[Dataset items]
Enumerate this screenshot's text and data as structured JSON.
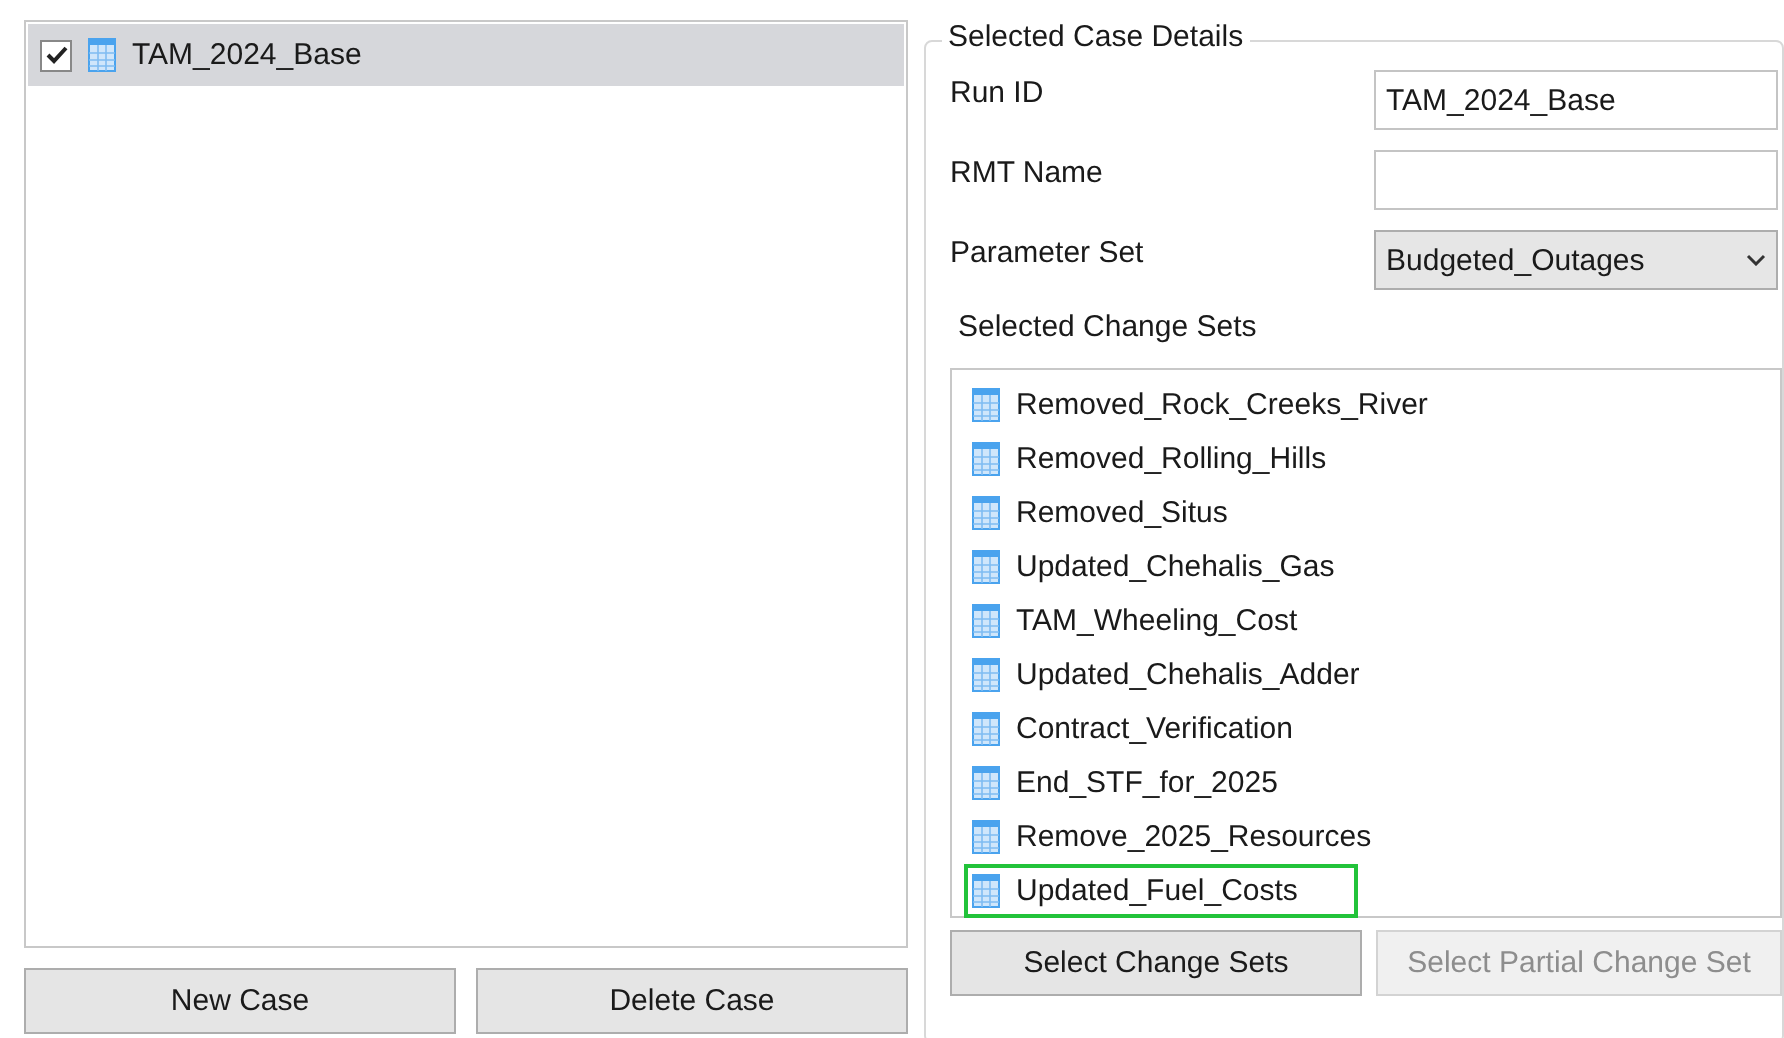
{
  "cases": [
    {
      "name": "TAM_2024_Base",
      "checked": true,
      "selected": true
    }
  ],
  "case_buttons": [
    {
      "label": "New Case",
      "disabled": false
    },
    {
      "label": "Delete Case",
      "disabled": false
    }
  ],
  "details": {
    "title": "Selected Case Details",
    "fields": [
      {
        "label": "Run ID",
        "kind": "text",
        "value": "TAM_2024_Base"
      },
      {
        "label": "RMT Name",
        "kind": "text"
      },
      {
        "label": "Parameter Set",
        "kind": "dropdown",
        "value": "Budgeted_Outages"
      }
    ],
    "change_sets_label": "Selected Change Sets",
    "change_sets": [
      {
        "name": "Removed_Rock_Creeks_River",
        "highlighted": false
      },
      {
        "name": "Removed_Rolling_Hills",
        "highlighted": false
      },
      {
        "name": "Removed_Situs",
        "highlighted": false
      },
      {
        "name": "Updated_Chehalis_Gas",
        "highlighted": false
      },
      {
        "name": "TAM_Wheeling_Cost",
        "highlighted": false
      },
      {
        "name": "Updated_Chehalis_Adder",
        "highlighted": false
      },
      {
        "name": "Contract_Verification",
        "highlighted": false
      },
      {
        "name": "End_STF_for_2025",
        "highlighted": false
      },
      {
        "name": "Remove_2025_Resources",
        "highlighted": false
      },
      {
        "name": "Updated_Fuel_Costs",
        "highlighted": true
      }
    ],
    "buttons": [
      {
        "label": "Select Change Sets",
        "disabled": false
      },
      {
        "label": "Select Partial Change Set",
        "disabled": true
      }
    ]
  }
}
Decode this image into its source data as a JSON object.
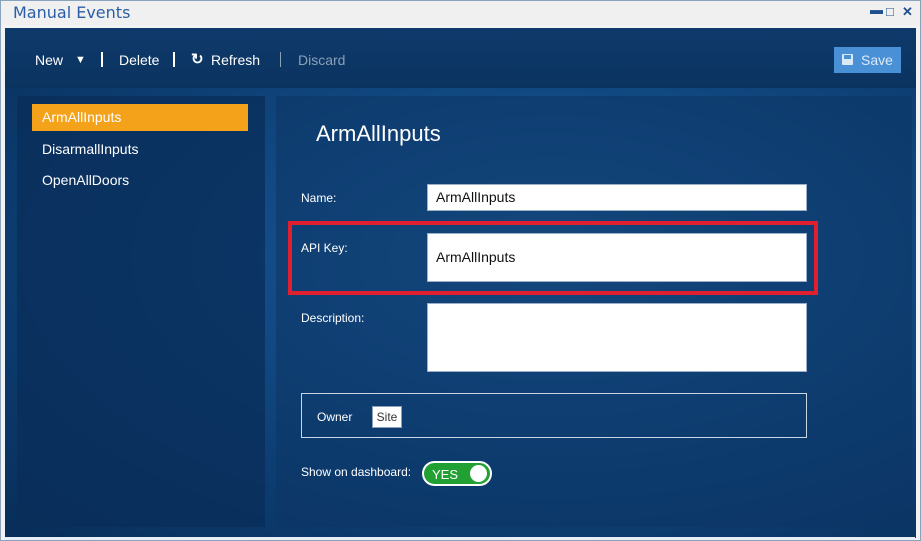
{
  "window": {
    "title": "Manual Events"
  },
  "toolbar": {
    "new_label": "New",
    "delete_label": "Delete",
    "refresh_label": "Refresh",
    "discard_label": "Discard",
    "save_label": "Save"
  },
  "events": {
    "items": [
      {
        "label": "ArmAllInputs"
      },
      {
        "label": "DisarmallInputs"
      },
      {
        "label": "OpenAllDoors"
      }
    ]
  },
  "detail": {
    "heading": "ArmAllInputs",
    "name_label": "Name:",
    "name_value": "ArmAllInputs",
    "api_key_label": "API Key:",
    "api_key_value": "ArmAllInputs",
    "description_label": "Description:",
    "description_value": "",
    "owner_label": "Owner",
    "owner_value": "Site",
    "dashboard_label": "Show on dashboard:",
    "dashboard_toggle": "YES"
  },
  "colors": {
    "selected": "#f5a21b",
    "toggle_on": "#22a033",
    "highlight": "#e0202e",
    "save_button": "#4a90d6"
  }
}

--- Work required ---
Your job is to transcribe the entries above exactly; skip the pictures.

--- Result below ---
Enumerate this screenshot's text and data as structured JSON.
{
  "cases": [
    {
      "name": "TAM_2024_Base",
      "checked": true,
      "selected": true
    }
  ],
  "case_buttons": [
    {
      "label": "New Case",
      "disabled": false
    },
    {
      "label": "Delete Case",
      "disabled": false
    }
  ],
  "details": {
    "title": "Selected Case Details",
    "fields": [
      {
        "label": "Run ID",
        "kind": "text",
        "value": "TAM_2024_Base"
      },
      {
        "label": "RMT Name",
        "kind": "text"
      },
      {
        "label": "Parameter Set",
        "kind": "dropdown",
        "value": "Budgeted_Outages"
      }
    ],
    "change_sets_label": "Selected Change Sets",
    "change_sets": [
      {
        "name": "Removed_Rock_Creeks_River",
        "highlighted": false
      },
      {
        "name": "Removed_Rolling_Hills",
        "highlighted": false
      },
      {
        "name": "Removed_Situs",
        "highlighted": false
      },
      {
        "name": "Updated_Chehalis_Gas",
        "highlighted": false
      },
      {
        "name": "TAM_Wheeling_Cost",
        "highlighted": false
      },
      {
        "name": "Updated_Chehalis_Adder",
        "highlighted": false
      },
      {
        "name": "Contract_Verification",
        "highlighted": false
      },
      {
        "name": "End_STF_for_2025",
        "highlighted": false
      },
      {
        "name": "Remove_2025_Resources",
        "highlighted": false
      },
      {
        "name": "Updated_Fuel_Costs",
        "highlighted": true
      }
    ],
    "buttons": [
      {
        "label": "Select Change Sets",
        "disabled": false
      },
      {
        "label": "Select Partial Change Set",
        "disabled": true
      }
    ]
  }
}
Decode this image into its source data as a JSON object.
{
  "window": {
    "title": "Manual Events"
  },
  "toolbar": {
    "new_label": "New",
    "delete_label": "Delete",
    "refresh_label": "Refresh",
    "discard_label": "Discard",
    "save_label": "Save"
  },
  "events": {
    "items": [
      {
        "label": "ArmAllInputs"
      },
      {
        "label": "DisarmallInputs"
      },
      {
        "label": "OpenAllDoors"
      }
    ]
  },
  "detail": {
    "heading": "ArmAllInputs",
    "name_label": "Name:",
    "name_value": "ArmAllInputs",
    "api_key_label": "API Key:",
    "api_key_value": "ArmAllInputs",
    "description_label": "Description:",
    "description_value": "",
    "owner_label": "Owner",
    "owner_value": "Site",
    "dashboard_label": "Show on dashboard:",
    "dashboard_toggle": "YES"
  },
  "colors": {
    "selected": "#f5a21b",
    "toggle_on": "#22a033",
    "highlight": "#e0202e",
    "save_button": "#4a90d6"
  }
}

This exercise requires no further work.